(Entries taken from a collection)
::::
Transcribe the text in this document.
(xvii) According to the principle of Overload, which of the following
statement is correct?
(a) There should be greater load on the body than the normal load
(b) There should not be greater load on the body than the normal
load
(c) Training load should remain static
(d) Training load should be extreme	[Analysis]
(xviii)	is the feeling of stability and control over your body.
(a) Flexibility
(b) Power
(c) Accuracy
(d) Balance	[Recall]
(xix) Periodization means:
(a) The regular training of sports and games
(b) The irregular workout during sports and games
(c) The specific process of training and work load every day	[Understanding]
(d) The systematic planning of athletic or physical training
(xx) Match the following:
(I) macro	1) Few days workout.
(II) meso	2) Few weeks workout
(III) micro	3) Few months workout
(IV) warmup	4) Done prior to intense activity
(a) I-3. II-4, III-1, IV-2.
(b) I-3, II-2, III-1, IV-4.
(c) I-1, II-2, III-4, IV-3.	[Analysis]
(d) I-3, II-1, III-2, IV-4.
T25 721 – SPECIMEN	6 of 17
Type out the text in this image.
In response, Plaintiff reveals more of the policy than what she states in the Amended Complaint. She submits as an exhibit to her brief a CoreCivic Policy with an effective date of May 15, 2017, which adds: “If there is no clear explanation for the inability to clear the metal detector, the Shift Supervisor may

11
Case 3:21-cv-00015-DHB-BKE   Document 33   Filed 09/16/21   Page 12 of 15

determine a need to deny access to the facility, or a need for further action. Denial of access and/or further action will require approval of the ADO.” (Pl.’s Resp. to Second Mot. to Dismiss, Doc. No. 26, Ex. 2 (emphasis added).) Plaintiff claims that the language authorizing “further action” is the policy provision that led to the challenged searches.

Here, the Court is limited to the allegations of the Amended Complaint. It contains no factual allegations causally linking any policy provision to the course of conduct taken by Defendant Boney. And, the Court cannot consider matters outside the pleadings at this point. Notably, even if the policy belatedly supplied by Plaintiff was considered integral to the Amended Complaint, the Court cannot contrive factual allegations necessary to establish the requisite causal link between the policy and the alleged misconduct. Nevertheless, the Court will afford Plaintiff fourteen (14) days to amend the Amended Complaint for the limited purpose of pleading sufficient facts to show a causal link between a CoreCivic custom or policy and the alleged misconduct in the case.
::::
**STATED TASK:** Say how many lines have the string "this" in them, offering no words beyond the number.

**CORRECT RESPONSE:** 3